### Given exercise
Collect all lines below with the string "Kinh".

### Source data
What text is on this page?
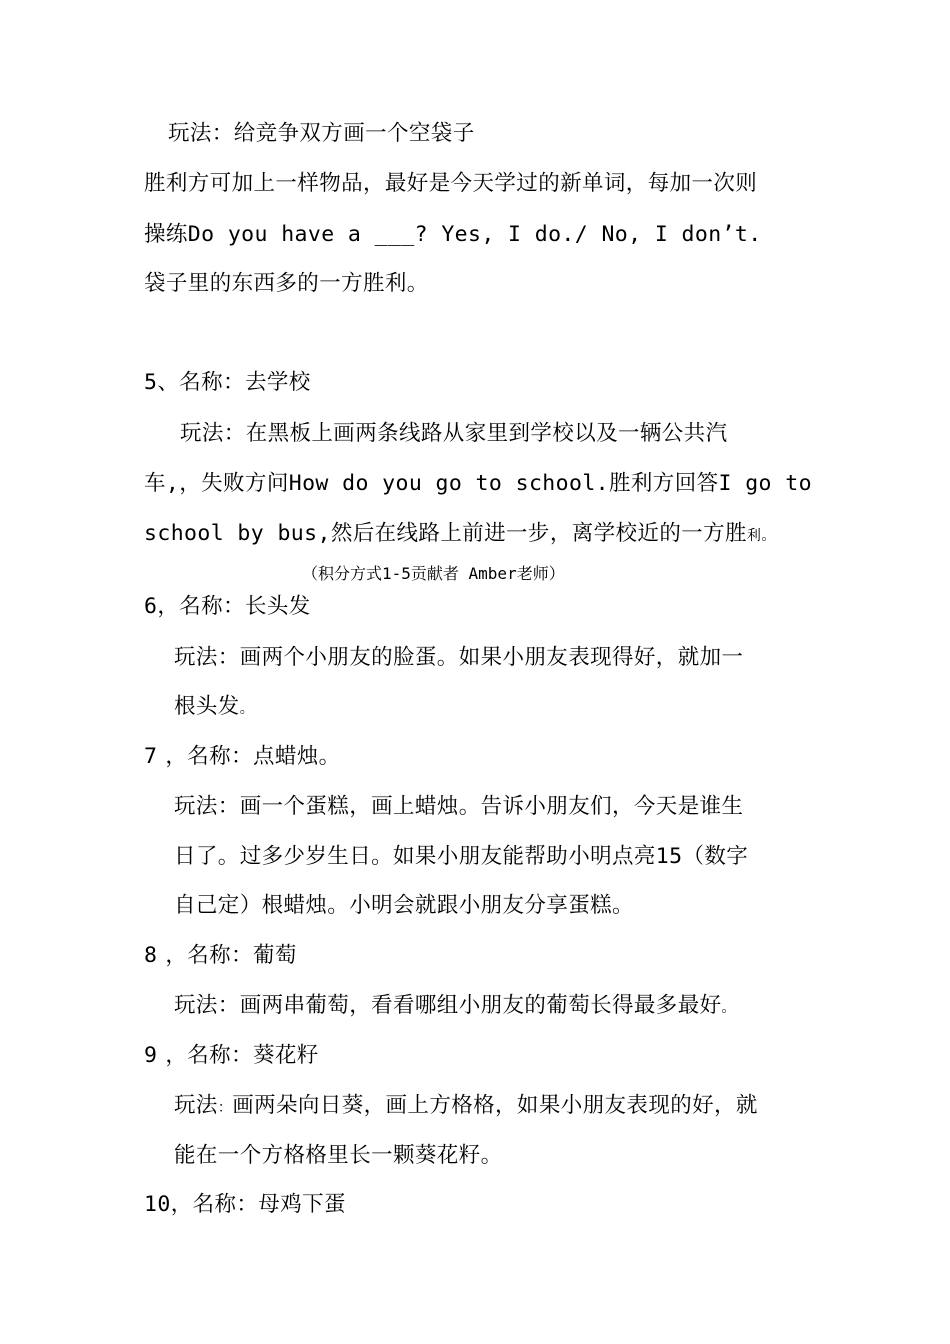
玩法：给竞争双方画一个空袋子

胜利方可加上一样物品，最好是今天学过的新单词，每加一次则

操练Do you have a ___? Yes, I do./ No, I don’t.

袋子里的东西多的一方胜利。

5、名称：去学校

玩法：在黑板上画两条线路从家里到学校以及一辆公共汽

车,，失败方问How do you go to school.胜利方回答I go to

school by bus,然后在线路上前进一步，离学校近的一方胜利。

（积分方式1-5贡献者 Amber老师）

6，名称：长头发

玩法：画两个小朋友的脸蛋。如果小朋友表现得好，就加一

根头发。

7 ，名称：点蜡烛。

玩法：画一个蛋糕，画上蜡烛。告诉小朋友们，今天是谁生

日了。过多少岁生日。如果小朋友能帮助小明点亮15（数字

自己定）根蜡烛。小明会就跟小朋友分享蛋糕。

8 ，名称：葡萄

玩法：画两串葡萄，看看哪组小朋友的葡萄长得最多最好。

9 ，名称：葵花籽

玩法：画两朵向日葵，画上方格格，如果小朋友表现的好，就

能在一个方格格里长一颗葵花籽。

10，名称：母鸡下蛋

==

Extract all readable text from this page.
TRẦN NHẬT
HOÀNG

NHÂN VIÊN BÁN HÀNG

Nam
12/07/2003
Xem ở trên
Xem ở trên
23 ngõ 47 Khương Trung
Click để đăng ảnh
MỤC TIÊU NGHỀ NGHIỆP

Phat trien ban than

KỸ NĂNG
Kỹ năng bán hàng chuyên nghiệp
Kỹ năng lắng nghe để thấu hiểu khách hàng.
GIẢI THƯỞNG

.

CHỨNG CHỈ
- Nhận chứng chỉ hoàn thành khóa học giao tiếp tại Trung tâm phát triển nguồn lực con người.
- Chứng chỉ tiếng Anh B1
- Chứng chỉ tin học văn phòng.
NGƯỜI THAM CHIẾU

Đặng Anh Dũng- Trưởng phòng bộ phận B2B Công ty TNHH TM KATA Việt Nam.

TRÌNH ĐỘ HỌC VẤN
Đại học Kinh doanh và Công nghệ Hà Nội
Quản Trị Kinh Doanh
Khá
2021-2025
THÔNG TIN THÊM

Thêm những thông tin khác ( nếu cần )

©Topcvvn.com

==

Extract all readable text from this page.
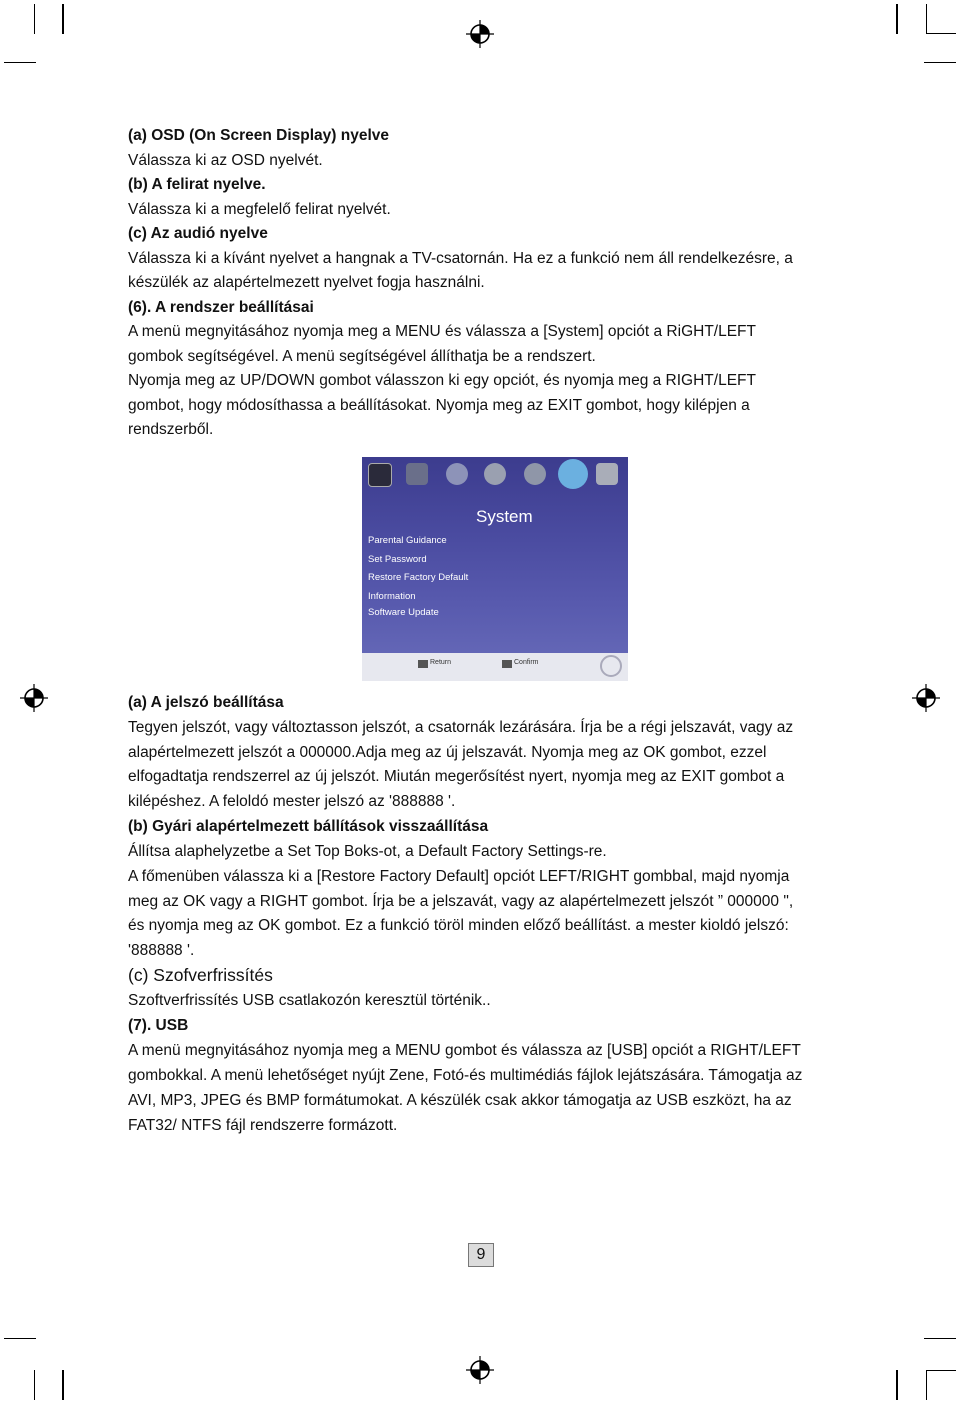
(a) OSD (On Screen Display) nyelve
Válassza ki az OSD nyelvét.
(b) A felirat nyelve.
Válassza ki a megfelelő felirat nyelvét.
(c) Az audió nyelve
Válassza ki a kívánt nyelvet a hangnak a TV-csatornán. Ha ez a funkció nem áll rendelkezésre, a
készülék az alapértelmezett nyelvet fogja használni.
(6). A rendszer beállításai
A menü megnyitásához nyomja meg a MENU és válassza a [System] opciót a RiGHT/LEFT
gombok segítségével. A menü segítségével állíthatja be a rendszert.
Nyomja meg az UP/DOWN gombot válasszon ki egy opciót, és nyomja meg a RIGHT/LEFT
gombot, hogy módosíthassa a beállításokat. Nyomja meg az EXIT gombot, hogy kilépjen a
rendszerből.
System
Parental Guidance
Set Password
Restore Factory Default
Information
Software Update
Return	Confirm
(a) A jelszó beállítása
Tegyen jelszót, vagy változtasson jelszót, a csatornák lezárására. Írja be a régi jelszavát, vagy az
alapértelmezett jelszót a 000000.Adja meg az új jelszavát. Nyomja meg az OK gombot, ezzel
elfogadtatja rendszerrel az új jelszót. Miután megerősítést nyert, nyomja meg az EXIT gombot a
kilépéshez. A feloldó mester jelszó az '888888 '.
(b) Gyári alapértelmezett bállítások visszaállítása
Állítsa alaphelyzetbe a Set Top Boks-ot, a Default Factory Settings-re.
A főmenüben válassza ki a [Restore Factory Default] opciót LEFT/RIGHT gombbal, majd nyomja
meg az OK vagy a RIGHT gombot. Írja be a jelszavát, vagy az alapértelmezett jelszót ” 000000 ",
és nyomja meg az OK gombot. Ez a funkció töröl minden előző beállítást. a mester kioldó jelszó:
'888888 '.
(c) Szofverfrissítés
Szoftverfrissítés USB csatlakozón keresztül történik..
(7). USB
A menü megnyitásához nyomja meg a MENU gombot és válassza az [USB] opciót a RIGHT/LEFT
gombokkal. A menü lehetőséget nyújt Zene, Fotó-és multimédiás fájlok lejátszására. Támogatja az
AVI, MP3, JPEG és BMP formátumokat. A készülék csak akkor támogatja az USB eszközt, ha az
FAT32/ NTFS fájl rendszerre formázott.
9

### Complete answer
Đại học Kinh doanh và Công nghệ Hà Nội
Quản Trị Kinh Doanh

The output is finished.